» **Exercise task**
Leave the pictures out and transcribe every record exactly.

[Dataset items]
-*-*-
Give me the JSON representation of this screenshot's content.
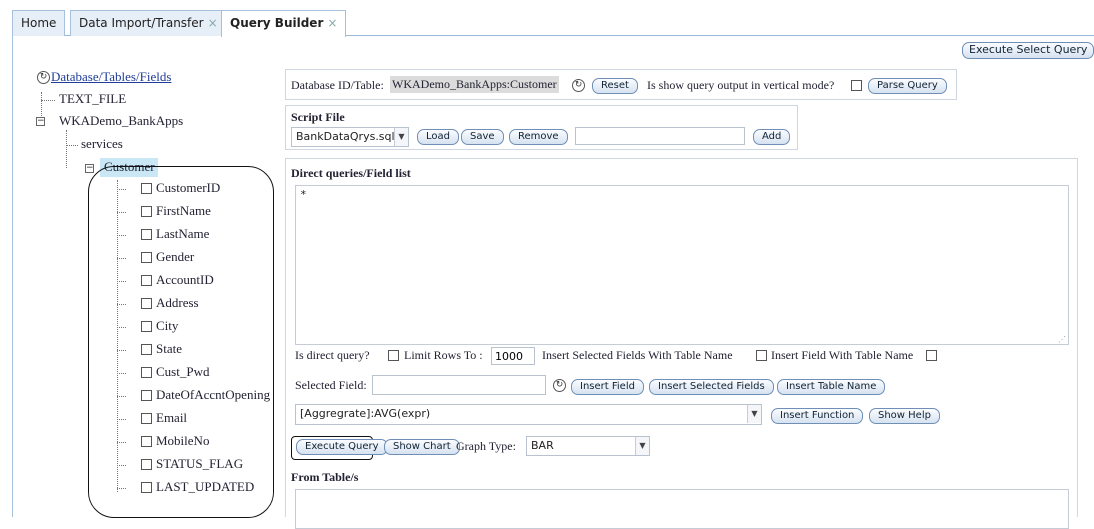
{
  "tabs": [
    {
      "label": "Home",
      "closable": false
    },
    {
      "label": "Data Import/Transfer",
      "closable": true
    },
    {
      "label": "Query Builder",
      "closable": true
    }
  ],
  "toolbar": {
    "execute_select_label": "Execute Select Query"
  },
  "tree": {
    "root_label": "Database/Tables/Fields",
    "nodes": [
      "TEXT_FILE",
      "WKADemo_BankApps",
      "services",
      "Customer"
    ],
    "fields": [
      "CustomerID",
      "FirstName",
      "LastName",
      "Gender",
      "AccountID",
      "Address",
      "City",
      "State",
      "Cust_Pwd",
      "DateOfAccntOpening",
      "Email",
      "MobileNo",
      "STATUS_FLAG",
      "LAST_UPDATED"
    ]
  },
  "dbbar": {
    "label": "Database ID/Table:",
    "value": "WKADemo_BankApps:Customer",
    "reset_label": "Reset",
    "vertical_label": "Is show query output in vertical mode?",
    "parse_label": "Parse Query"
  },
  "script": {
    "title": "Script File",
    "file": "BankDataQrys.sql",
    "load_label": "Load",
    "save_label": "Save",
    "remove_label": "Remove",
    "add_label": "Add"
  },
  "direct": {
    "title": "Direct queries/Field list",
    "query_text": "*",
    "is_direct_label": "Is direct query?",
    "limit_label": "Limit Rows To :",
    "limit_value": "1000",
    "insert_selected_with_table_label": "Insert Selected Fields With Table Name",
    "insert_field_with_table_label": "Insert Field With Table Name",
    "selected_field_label": "Selected Field:",
    "insert_field_label": "Insert Field",
    "insert_selected_fields_label": "Insert Selected Fields",
    "insert_table_name_label": "Insert Table Name",
    "function_value": "[Aggregrate]:AVG(expr)",
    "insert_function_label": "Insert Function",
    "show_help_label": "Show Help",
    "execute_query_label": "Execute Query",
    "show_chart_label": "Show Chart",
    "graph_type_label": "Graph Type:",
    "graph_type_value": "BAR",
    "from_title": "From Table/s"
  },
  "colors": {
    "accent": "#c9e7f4",
    "tab_border": "#a7c0de"
  }
}
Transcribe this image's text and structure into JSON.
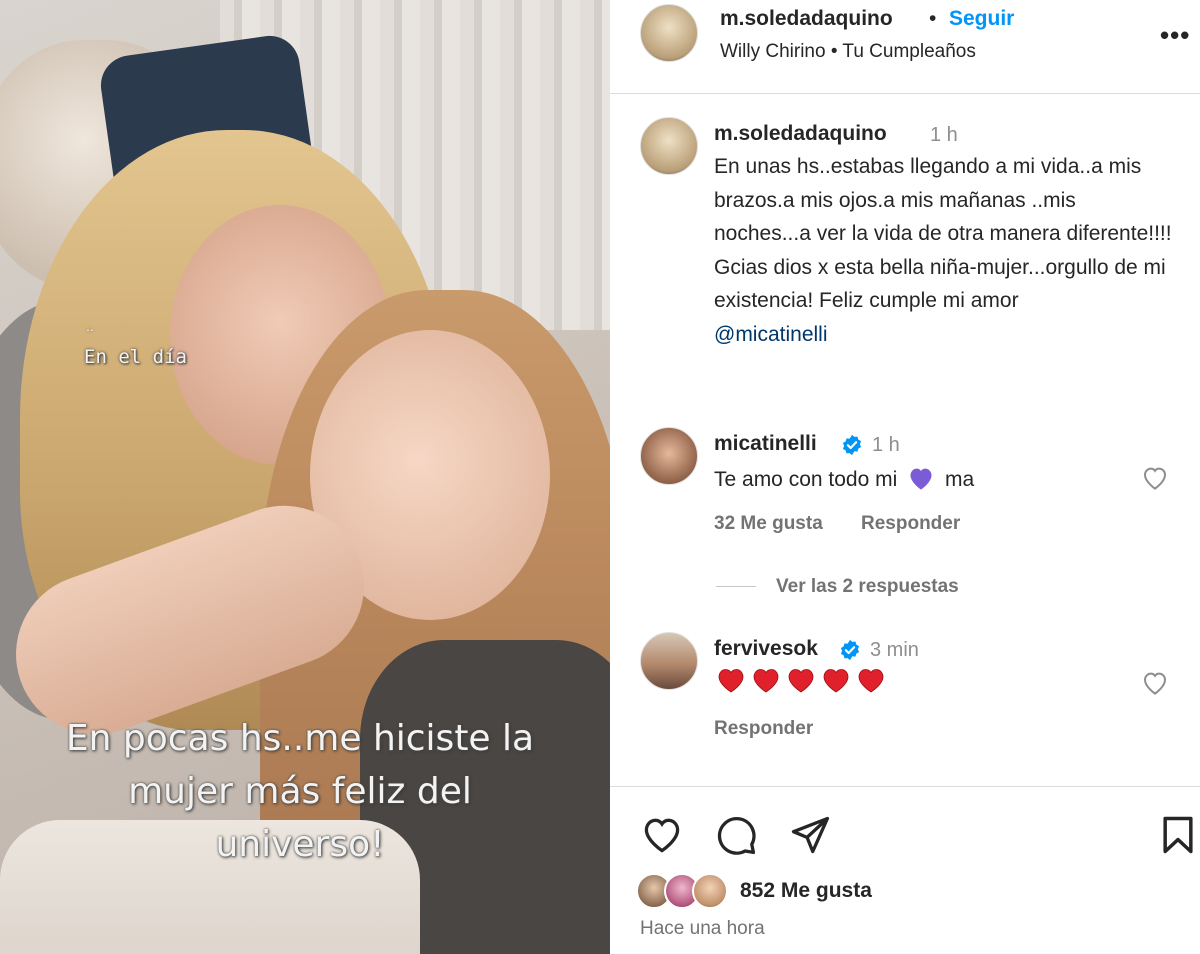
{
  "photo": {
    "tag_dots": "..",
    "tag_text": "En el día",
    "caption_lines": [
      "En pocas hs..me hiciste la",
      "mujer más feliz del",
      "universo!"
    ]
  },
  "header": {
    "username": "m.soledadaquino",
    "separator": "•",
    "follow_label": "Seguir",
    "music": "Willy Chirino • Tu Cumpleaños",
    "more_label": "•••"
  },
  "caption": {
    "username": "m.soledadaquino",
    "time": "1 h",
    "text": "En unas hs..estabas llegando a mi vida..a mis brazos.a mis ojos.a mis mañanas ..mis noches...a ver la vida de otra manera diferente!!!! Gcias dios x esta bella niña-mujer...orgullo de mi existencia! Feliz cumple mi amor",
    "mention": "@micatinelli"
  },
  "comments": [
    {
      "username": "micatinelli",
      "verified": true,
      "time": "1 h",
      "text_before": "Te amo con todo mi",
      "emoji": "purple-heart",
      "text_after": "ma",
      "likes": "32 Me gusta",
      "reply_label": "Responder",
      "view_replies": "Ver las 2 respuestas"
    },
    {
      "username": "fervivesok",
      "verified": true,
      "time": "3 min",
      "emoji": "red-heart x5",
      "reply_label": "Responder"
    }
  ],
  "actions": {
    "like_icon": "heart-icon",
    "comment_icon": "comment-icon",
    "share_icon": "send-icon",
    "save_icon": "bookmark-icon",
    "likes_count": "852 Me gusta",
    "posted_ago": "Hace una hora"
  },
  "colors": {
    "follow_blue": "#0095f6",
    "verified_blue": "#0095f6",
    "mention": "#00376b",
    "muted": "#737373",
    "heart_red": "#e0212b",
    "heart_purple": "#7b5bd6"
  }
}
-*-*-
» **Answer to the problem**
Give me the JSON representation of this screenshot's content.
{
  "tabs": [
    {
      "label": "Home",
      "closable": false
    },
    {
      "label": "Data Import/Transfer",
      "closable": true
    },
    {
      "label": "Query Builder",
      "closable": true
    }
  ],
  "toolbar": {
    "execute_select_label": "Execute Select Query"
  },
  "tree": {
    "root_label": "Database/Tables/Fields",
    "nodes": [
      "TEXT_FILE",
      "WKADemo_BankApps",
      "services",
      "Customer"
    ],
    "fields": [
      "CustomerID",
      "FirstName",
      "LastName",
      "Gender",
      "AccountID",
      "Address",
      "City",
      "State",
      "Cust_Pwd",
      "DateOfAccntOpening",
      "Email",
      "MobileNo",
      "STATUS_FLAG",
      "LAST_UPDATED"
    ]
  },
  "dbbar": {
    "label": "Database ID/Table:",
    "value": "WKADemo_BankApps:Customer",
    "reset_label": "Reset",
    "vertical_label": "Is show query output in vertical mode?",
    "parse_label": "Parse Query"
  },
  "script": {
    "title": "Script File",
    "file": "BankDataQrys.sql",
    "load_label": "Load",
    "save_label": "Save",
    "remove_label": "Remove",
    "add_label": "Add"
  },
  "direct": {
    "title": "Direct queries/Field list",
    "query_text": "*",
    "is_direct_label": "Is direct query?",
    "limit_label": "Limit Rows To :",
    "limit_value": "1000",
    "insert_selected_with_table_label": "Insert Selected Fields With Table Name",
    "insert_field_with_table_label": "Insert Field With Table Name",
    "selected_field_label": "Selected Field:",
    "insert_field_label": "Insert Field",
    "insert_selected_fields_label": "Insert Selected Fields",
    "insert_table_name_label": "Insert Table Name",
    "function_value": "[Aggregrate]:AVG(expr)",
    "insert_function_label": "Insert Function",
    "show_help_label": "Show Help",
    "execute_query_label": "Execute Query",
    "show_chart_label": "Show Chart",
    "graph_type_label": "Graph Type:",
    "graph_type_value": "BAR",
    "from_title": "From Table/s"
  },
  "colors": {
    "accent": "#c9e7f4",
    "tab_border": "#a7c0de"
  }
}
Transcribe this image's text and structure into JSON.
{
  "photo": {
    "tag_dots": "..",
    "tag_text": "En el día",
    "caption_lines": [
      "En pocas hs..me hiciste la",
      "mujer más feliz del",
      "universo!"
    ]
  },
  "header": {
    "username": "m.soledadaquino",
    "separator": "•",
    "follow_label": "Seguir",
    "music": "Willy Chirino • Tu Cumpleaños",
    "more_label": "•••"
  },
  "caption": {
    "username": "m.soledadaquino",
    "time": "1 h",
    "text": "En unas hs..estabas llegando a mi vida..a mis brazos.a mis ojos.a mis mañanas ..mis noches...a ver la vida de otra manera diferente!!!! Gcias dios x esta bella niña-mujer...orgullo de mi existencia! Feliz cumple mi amor",
    "mention": "@micatinelli"
  },
  "comments": [
    {
      "username": "micatinelli",
      "verified": true,
      "time": "1 h",
      "text_before": "Te amo con todo mi",
      "emoji": "purple-heart",
      "text_after": "ma",
      "likes": "32 Me gusta",
      "reply_label": "Responder",
      "view_replies": "Ver las 2 respuestas"
    },
    {
      "username": "fervivesok",
      "verified": true,
      "time": "3 min",
      "emoji": "red-heart x5",
      "reply_label": "Responder"
    }
  ],
  "actions": {
    "like_icon": "heart-icon",
    "comment_icon": "comment-icon",
    "share_icon": "send-icon",
    "save_icon": "bookmark-icon",
    "likes_count": "852 Me gusta",
    "posted_ago": "Hace una hora"
  },
  "colors": {
    "follow_blue": "#0095f6",
    "verified_blue": "#0095f6",
    "mention": "#00376b",
    "muted": "#737373",
    "heart_red": "#e0212b",
    "heart_purple": "#7b5bd6"
  }
}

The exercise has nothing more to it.